THE EXERCISE » From the listing below, pick out each line with the word "content".

ENTRIES SUPPLIED »
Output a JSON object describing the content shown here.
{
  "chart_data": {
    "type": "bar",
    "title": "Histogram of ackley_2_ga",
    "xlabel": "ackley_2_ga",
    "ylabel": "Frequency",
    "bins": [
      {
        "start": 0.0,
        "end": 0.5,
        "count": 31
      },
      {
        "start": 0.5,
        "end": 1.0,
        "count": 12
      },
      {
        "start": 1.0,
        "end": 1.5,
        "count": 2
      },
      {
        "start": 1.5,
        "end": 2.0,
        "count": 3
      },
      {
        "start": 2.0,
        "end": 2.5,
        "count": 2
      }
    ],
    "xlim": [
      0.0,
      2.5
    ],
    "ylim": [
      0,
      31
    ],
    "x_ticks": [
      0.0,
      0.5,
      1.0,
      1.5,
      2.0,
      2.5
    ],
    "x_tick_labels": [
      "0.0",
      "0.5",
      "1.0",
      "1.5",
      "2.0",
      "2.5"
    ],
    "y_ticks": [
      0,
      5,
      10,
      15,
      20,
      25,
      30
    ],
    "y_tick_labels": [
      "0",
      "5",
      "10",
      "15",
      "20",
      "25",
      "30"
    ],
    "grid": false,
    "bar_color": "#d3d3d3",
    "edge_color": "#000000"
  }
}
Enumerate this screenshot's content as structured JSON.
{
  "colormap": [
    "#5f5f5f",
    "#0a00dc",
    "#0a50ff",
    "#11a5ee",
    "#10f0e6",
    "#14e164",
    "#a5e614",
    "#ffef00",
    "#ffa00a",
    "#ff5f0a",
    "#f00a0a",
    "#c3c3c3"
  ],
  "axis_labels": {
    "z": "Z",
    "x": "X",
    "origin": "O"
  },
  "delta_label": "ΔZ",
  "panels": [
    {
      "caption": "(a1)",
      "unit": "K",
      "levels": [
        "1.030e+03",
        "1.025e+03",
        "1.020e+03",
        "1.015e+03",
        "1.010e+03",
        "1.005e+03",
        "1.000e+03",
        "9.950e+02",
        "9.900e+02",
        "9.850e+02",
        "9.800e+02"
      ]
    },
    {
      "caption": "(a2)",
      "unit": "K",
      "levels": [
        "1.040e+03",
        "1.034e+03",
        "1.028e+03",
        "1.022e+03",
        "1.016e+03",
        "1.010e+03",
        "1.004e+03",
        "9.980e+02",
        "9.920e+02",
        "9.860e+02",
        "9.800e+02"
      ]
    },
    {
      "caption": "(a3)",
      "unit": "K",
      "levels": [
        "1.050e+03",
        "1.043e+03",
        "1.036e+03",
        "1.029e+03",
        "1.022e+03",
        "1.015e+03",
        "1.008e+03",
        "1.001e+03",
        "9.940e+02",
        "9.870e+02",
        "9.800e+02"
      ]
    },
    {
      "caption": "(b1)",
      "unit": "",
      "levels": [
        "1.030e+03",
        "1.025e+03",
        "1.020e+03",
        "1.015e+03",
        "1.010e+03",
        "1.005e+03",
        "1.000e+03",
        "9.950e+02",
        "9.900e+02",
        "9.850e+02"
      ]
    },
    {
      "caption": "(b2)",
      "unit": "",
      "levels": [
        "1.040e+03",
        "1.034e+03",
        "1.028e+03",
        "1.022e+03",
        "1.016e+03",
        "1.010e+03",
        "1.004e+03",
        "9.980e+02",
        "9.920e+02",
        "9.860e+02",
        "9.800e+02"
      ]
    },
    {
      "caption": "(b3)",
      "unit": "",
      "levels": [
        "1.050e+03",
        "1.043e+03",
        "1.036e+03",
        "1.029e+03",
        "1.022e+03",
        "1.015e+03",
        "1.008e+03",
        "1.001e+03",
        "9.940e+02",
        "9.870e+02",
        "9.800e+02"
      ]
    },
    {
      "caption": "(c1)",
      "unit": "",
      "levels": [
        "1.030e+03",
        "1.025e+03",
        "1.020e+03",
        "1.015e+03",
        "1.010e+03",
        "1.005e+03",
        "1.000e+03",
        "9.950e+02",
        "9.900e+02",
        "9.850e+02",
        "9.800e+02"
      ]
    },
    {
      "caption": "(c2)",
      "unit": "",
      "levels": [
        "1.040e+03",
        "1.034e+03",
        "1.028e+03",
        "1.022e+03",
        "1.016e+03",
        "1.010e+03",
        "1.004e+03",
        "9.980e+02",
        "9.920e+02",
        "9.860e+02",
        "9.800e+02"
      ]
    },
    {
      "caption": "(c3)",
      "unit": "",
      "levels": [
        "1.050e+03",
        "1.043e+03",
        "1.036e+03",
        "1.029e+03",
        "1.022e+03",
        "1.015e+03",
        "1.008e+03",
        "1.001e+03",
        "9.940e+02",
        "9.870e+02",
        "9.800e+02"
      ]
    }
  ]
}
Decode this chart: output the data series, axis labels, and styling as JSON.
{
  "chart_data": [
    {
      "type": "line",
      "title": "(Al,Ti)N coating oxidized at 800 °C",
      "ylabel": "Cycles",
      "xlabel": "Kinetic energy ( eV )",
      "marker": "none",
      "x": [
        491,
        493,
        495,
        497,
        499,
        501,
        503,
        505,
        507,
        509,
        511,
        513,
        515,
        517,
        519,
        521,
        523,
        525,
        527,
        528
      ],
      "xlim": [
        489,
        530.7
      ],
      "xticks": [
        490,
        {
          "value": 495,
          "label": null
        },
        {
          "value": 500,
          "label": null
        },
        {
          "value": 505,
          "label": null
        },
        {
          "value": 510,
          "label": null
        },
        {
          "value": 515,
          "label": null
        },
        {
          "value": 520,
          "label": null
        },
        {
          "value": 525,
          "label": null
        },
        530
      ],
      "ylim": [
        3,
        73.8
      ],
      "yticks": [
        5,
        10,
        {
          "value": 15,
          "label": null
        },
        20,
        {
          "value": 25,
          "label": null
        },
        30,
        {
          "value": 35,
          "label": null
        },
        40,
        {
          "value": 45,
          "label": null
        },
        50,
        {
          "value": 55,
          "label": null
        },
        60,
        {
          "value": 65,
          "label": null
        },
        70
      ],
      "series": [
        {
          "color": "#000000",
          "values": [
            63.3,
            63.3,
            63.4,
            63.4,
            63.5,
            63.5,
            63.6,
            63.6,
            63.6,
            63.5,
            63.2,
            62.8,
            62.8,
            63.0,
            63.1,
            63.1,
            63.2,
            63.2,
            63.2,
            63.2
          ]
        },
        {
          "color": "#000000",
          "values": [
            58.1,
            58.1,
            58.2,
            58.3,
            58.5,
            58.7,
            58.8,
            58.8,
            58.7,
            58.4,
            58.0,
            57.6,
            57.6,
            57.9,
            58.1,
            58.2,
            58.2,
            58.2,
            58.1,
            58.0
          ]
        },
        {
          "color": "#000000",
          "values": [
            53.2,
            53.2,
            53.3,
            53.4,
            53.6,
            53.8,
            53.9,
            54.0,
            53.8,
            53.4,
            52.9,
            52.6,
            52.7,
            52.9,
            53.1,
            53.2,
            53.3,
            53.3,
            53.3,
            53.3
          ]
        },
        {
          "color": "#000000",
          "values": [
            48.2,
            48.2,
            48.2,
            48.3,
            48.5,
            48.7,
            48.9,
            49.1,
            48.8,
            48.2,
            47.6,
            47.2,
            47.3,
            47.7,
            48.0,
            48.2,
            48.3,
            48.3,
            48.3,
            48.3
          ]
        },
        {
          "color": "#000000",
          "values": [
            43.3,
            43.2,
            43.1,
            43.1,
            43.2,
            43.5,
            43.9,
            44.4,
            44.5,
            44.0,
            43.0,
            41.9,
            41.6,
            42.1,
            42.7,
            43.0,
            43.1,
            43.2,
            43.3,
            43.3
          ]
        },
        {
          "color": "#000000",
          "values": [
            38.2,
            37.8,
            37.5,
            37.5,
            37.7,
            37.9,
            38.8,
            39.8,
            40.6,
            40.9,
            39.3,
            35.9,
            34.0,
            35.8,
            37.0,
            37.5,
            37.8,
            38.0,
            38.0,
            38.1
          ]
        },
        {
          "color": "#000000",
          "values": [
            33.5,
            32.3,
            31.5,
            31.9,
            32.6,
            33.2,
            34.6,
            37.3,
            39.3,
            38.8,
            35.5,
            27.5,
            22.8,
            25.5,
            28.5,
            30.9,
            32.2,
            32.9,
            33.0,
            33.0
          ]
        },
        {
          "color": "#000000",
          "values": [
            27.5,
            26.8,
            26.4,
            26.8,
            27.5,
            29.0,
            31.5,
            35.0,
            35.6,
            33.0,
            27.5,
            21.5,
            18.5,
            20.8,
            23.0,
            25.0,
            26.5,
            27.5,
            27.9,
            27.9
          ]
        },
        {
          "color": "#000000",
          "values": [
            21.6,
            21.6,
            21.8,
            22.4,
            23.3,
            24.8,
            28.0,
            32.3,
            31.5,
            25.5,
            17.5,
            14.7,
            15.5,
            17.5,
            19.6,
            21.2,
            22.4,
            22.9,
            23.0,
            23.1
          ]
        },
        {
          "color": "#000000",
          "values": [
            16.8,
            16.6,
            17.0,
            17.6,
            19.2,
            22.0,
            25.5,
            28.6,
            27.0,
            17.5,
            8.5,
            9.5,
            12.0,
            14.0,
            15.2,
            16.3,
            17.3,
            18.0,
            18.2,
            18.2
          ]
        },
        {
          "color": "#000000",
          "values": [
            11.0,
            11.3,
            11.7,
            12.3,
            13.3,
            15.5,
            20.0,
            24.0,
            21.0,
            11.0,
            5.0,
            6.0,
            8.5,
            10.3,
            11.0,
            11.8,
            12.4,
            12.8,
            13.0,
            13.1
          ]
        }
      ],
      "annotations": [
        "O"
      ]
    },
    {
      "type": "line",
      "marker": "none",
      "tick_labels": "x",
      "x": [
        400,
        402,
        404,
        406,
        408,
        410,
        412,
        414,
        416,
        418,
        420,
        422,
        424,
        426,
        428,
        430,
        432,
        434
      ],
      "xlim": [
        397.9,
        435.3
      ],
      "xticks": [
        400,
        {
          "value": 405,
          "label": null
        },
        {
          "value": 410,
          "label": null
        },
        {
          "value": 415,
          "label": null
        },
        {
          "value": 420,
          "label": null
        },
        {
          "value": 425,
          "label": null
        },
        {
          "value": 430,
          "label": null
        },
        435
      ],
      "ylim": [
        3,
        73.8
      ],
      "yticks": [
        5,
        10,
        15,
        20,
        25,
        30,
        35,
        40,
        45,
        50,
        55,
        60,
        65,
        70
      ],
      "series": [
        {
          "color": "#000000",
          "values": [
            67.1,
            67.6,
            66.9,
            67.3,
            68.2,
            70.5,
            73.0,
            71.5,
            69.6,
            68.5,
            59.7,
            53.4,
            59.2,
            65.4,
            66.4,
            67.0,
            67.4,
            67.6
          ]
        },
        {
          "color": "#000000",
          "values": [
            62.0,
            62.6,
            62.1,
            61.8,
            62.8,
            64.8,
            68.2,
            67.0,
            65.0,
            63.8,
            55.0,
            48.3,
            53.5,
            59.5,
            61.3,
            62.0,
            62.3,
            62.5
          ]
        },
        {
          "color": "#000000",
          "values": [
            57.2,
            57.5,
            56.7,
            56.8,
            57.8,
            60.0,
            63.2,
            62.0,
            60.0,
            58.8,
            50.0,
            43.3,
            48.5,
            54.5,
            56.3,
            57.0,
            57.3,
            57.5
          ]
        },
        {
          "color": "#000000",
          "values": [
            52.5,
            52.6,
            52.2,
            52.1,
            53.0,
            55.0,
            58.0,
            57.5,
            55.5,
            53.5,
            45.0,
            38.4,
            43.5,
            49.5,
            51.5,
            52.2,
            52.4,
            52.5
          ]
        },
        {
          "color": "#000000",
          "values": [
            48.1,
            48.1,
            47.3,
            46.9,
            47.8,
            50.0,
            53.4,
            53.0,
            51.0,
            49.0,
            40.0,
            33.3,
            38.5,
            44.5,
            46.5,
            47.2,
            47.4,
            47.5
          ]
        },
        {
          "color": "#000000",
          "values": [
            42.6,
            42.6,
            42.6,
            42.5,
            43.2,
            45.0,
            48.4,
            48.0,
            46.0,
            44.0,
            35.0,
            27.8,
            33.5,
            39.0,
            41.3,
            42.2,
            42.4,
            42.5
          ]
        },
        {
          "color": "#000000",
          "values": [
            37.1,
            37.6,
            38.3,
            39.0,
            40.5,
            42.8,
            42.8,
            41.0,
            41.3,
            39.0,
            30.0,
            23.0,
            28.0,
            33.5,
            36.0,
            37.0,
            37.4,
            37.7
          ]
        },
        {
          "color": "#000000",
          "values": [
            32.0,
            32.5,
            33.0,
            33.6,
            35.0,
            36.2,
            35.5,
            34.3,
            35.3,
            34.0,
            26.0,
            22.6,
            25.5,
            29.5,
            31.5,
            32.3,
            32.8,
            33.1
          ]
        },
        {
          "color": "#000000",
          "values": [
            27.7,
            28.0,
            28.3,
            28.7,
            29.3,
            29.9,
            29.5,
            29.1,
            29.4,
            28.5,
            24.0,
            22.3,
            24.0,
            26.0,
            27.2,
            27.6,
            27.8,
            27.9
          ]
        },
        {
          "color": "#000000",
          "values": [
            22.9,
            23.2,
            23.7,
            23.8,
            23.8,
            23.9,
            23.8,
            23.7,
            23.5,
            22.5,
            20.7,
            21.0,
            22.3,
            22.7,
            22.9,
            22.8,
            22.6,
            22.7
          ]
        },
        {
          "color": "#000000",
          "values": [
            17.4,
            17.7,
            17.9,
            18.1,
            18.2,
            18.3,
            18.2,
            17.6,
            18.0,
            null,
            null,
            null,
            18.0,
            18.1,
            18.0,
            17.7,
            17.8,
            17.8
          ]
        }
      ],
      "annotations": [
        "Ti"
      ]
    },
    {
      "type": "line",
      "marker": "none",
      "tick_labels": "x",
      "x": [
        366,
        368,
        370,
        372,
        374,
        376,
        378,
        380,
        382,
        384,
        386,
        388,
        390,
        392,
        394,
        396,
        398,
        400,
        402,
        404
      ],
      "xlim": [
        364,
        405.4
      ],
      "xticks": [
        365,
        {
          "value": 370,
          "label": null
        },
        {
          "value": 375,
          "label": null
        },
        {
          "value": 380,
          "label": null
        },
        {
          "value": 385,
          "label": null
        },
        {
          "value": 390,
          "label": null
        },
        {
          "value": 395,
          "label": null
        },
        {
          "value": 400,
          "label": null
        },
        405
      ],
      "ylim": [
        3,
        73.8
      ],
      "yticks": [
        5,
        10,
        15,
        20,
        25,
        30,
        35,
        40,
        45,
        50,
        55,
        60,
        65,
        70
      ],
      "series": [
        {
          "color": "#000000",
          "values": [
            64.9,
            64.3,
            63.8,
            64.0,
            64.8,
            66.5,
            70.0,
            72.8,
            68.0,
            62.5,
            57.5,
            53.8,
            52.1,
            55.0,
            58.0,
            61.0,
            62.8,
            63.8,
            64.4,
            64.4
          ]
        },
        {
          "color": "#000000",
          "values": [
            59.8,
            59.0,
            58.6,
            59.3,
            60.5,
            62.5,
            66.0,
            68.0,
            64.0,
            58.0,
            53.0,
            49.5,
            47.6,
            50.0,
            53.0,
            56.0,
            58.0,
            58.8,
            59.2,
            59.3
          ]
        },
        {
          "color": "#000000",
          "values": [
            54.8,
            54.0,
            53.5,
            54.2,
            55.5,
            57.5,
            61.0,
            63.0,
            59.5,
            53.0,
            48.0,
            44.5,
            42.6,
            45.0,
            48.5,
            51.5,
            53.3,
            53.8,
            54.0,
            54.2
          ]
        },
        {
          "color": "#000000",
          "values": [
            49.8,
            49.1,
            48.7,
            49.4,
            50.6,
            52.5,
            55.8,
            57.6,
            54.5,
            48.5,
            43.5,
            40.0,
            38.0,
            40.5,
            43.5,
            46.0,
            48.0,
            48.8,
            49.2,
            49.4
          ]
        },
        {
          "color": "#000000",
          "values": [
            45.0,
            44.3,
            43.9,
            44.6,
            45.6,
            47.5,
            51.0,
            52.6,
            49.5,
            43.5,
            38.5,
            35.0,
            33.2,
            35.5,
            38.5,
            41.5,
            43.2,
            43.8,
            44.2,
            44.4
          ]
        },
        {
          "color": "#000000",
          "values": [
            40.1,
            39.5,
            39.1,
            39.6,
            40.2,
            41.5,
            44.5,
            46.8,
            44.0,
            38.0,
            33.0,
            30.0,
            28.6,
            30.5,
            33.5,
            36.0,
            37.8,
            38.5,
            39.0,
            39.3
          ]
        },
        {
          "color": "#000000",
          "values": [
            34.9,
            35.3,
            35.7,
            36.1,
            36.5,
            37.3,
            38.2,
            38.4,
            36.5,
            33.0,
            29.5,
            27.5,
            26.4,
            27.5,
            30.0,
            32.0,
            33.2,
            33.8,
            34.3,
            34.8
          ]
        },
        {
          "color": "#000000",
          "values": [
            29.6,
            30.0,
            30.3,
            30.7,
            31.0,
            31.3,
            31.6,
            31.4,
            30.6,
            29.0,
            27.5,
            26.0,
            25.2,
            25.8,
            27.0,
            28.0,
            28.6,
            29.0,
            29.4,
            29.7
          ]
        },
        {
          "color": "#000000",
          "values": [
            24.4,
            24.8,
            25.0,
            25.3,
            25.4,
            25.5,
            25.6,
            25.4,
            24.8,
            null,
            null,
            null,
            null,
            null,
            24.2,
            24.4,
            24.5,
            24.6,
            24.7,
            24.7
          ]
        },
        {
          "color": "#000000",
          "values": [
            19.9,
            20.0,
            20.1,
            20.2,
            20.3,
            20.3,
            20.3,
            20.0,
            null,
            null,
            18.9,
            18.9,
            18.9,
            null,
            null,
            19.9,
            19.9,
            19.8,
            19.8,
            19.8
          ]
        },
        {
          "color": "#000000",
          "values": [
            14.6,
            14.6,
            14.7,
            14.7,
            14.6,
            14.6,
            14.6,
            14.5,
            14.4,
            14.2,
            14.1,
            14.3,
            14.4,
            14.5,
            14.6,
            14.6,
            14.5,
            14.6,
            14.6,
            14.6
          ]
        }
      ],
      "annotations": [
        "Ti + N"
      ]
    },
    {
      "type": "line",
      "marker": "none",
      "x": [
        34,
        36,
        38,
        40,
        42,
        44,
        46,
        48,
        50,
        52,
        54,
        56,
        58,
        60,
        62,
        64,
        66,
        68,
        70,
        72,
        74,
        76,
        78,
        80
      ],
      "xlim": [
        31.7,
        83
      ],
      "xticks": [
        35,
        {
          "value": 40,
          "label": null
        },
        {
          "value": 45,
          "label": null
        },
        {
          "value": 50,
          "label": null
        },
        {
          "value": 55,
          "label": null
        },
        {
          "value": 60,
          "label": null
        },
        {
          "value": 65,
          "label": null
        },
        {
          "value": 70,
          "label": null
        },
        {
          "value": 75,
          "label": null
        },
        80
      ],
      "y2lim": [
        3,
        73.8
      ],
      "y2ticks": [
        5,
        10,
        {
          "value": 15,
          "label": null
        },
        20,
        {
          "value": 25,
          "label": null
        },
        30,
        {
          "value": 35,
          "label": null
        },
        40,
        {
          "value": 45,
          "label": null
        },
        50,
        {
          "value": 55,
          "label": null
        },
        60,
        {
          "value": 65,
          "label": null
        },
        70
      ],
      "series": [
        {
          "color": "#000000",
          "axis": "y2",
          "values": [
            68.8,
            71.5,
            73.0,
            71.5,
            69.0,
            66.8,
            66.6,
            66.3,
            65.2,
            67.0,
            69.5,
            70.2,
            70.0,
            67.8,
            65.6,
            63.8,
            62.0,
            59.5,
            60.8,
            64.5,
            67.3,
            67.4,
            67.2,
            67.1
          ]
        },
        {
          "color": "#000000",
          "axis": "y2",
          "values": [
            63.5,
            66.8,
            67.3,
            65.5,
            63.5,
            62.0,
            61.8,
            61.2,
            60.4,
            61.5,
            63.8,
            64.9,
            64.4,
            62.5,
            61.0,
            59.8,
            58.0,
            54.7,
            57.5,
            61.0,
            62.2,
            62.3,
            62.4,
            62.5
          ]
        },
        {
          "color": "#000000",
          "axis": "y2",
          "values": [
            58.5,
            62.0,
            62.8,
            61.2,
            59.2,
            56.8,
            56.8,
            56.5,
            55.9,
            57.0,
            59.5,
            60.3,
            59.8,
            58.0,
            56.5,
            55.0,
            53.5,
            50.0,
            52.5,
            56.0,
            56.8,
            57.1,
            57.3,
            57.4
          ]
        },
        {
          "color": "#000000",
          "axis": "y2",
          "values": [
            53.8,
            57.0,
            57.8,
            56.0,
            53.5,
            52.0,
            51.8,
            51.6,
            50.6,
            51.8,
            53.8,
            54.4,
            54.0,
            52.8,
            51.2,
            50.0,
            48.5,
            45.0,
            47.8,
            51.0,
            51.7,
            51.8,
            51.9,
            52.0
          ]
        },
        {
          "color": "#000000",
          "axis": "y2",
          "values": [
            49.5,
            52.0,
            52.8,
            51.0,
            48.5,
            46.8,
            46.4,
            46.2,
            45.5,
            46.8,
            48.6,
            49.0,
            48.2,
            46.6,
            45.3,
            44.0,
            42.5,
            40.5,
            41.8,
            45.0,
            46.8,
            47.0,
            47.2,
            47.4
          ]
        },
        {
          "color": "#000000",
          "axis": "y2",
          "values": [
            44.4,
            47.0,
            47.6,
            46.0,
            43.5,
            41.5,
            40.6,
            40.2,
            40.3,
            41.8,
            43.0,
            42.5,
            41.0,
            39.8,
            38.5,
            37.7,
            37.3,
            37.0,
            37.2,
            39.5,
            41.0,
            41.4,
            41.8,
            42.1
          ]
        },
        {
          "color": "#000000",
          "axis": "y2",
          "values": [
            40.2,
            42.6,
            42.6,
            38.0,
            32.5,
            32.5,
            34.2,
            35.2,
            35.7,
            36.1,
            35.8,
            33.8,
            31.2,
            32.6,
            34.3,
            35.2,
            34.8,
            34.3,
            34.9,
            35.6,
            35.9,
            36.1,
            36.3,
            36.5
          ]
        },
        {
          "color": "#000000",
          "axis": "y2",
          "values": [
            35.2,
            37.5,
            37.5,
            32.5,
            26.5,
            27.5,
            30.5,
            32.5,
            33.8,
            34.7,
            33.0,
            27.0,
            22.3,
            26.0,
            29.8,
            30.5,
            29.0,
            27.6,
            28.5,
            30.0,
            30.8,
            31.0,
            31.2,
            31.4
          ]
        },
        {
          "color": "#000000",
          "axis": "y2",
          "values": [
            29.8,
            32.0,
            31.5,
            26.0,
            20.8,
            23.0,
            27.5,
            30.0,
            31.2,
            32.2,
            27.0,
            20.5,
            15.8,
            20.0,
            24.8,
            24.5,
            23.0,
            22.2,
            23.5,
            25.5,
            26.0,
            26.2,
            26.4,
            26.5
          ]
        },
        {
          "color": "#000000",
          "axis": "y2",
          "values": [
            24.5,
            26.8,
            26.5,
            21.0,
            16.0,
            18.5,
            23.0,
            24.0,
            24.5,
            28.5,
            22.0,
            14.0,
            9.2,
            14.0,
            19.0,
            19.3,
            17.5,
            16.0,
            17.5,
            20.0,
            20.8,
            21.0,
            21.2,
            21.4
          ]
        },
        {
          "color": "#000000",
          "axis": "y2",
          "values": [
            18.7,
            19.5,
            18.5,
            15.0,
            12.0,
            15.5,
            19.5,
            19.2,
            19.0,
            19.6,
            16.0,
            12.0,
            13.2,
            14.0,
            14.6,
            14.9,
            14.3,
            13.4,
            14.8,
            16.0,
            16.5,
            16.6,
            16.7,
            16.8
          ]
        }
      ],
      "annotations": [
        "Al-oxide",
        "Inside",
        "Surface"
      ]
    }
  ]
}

FINISHED ANSWER »
Output a JSON object describing the content shown here.
Enumerate this screenshot's content as structured JSON.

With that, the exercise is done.